━━━━━ EXTRACTED INFORMATION
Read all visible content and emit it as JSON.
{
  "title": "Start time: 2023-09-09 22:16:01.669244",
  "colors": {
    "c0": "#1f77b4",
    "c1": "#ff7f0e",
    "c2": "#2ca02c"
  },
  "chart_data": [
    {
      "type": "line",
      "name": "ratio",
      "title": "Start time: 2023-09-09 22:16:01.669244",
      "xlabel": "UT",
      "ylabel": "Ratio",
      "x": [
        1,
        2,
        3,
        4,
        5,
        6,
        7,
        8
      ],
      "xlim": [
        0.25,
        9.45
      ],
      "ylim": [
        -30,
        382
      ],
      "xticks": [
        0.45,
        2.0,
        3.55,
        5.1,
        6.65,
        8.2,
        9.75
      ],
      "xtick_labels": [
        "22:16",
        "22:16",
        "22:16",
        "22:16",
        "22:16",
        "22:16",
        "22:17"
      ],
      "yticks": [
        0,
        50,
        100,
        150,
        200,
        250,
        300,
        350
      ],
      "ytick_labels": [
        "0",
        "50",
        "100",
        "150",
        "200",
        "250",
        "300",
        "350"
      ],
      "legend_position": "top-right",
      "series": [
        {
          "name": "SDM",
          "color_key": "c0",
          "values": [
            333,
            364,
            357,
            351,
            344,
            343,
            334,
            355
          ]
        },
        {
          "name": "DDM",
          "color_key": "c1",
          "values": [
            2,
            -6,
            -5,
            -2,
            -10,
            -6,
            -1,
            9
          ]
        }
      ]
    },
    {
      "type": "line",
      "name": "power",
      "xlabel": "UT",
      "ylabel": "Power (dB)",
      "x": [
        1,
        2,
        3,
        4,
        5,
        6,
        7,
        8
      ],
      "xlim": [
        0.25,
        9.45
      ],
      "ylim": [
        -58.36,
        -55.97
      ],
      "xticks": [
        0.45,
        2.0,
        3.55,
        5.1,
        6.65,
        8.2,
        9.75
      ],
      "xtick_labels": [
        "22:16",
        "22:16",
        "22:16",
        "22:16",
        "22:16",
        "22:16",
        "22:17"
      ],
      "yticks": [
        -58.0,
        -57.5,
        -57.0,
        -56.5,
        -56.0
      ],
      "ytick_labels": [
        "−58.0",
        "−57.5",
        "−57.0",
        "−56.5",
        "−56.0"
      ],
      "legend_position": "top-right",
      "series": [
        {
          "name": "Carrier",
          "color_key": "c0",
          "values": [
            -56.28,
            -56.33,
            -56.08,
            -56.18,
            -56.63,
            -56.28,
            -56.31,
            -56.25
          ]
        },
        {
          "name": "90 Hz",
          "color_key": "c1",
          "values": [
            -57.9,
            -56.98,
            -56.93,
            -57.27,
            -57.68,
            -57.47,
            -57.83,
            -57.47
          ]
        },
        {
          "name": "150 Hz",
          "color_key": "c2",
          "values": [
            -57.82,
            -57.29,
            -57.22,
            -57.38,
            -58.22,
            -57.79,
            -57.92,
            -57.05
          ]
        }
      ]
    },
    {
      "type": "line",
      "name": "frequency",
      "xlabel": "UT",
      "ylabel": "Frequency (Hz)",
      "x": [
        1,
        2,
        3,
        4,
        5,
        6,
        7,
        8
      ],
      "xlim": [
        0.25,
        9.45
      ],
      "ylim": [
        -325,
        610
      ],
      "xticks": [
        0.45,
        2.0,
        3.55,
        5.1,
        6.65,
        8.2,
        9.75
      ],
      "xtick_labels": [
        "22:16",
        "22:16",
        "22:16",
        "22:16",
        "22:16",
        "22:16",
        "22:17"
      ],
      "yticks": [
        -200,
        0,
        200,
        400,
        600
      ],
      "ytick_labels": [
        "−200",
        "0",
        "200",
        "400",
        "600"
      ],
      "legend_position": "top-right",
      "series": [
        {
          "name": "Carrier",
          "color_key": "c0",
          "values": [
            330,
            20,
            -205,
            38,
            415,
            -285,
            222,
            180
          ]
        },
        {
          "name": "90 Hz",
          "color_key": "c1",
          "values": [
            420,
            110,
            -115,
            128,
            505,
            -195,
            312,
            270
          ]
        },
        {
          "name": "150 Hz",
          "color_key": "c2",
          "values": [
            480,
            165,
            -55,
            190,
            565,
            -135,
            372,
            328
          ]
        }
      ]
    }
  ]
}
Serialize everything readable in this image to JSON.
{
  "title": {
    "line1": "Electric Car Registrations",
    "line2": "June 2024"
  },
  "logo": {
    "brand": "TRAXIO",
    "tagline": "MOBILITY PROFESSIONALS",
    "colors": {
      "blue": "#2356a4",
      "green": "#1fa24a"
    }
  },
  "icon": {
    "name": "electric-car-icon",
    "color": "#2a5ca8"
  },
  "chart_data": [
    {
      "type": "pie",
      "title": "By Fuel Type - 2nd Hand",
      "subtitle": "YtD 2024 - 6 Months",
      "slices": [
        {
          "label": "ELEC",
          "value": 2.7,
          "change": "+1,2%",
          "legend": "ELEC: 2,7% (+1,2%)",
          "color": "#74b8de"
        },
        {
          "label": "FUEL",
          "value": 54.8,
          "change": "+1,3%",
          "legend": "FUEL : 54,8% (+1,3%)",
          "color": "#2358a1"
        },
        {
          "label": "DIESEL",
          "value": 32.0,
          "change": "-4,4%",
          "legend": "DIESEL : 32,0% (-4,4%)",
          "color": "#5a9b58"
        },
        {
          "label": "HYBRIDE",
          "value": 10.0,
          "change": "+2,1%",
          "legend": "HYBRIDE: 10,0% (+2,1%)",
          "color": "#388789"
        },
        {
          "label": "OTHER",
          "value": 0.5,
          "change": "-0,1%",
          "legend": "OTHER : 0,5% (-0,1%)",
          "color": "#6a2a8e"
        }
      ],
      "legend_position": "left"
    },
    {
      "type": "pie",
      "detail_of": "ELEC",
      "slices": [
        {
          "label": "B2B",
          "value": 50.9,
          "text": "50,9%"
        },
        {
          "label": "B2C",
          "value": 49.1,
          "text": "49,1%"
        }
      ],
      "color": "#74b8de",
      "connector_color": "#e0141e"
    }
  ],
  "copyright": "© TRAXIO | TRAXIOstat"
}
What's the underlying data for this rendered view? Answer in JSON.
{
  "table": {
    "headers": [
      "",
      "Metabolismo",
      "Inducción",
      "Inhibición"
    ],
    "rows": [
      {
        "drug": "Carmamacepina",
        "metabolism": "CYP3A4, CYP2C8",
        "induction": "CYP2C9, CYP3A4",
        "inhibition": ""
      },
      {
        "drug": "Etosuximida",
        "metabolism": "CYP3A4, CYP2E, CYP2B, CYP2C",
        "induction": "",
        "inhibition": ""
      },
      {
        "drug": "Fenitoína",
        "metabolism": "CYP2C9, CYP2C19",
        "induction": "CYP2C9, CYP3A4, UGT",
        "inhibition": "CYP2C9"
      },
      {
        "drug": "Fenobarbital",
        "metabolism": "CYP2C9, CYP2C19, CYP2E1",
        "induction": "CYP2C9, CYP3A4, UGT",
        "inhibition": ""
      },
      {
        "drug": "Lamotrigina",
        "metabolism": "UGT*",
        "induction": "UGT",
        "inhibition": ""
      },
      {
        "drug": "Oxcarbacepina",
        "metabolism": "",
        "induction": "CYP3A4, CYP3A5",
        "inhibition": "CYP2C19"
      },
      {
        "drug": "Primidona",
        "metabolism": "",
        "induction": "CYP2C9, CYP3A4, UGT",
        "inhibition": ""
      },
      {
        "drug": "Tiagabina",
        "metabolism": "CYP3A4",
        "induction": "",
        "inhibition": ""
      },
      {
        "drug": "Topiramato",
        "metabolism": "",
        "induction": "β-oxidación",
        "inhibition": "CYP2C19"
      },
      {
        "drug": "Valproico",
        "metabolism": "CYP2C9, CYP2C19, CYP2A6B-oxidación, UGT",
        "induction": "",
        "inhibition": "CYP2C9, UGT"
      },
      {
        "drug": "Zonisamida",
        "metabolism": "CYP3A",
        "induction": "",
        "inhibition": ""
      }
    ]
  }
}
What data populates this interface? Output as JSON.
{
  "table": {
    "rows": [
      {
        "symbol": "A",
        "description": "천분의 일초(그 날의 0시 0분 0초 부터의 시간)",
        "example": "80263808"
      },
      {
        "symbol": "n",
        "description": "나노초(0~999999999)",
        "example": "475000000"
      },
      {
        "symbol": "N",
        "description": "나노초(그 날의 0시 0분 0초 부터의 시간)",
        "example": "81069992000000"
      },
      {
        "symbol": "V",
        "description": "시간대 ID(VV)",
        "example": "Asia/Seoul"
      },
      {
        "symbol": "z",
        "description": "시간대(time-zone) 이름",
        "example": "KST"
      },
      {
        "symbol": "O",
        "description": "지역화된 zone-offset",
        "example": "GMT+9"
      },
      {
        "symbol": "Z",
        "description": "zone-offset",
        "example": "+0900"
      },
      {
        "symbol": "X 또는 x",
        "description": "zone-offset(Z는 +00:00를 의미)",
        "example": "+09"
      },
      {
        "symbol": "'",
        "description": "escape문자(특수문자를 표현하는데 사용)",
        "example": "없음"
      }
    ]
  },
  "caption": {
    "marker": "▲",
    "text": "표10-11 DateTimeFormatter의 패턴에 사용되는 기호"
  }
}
━━━━━━━━━━
Locate each line with the word "symbol" and copy it.

        "symbol": "A",
        "symbol": "n",
        "symbol": "N",
        "symbol": "V",
        "symbol": "z",
        "symbol": "O",
        "symbol": "Z",
        "symbol": "X 또는 x",
        "symbol": "'",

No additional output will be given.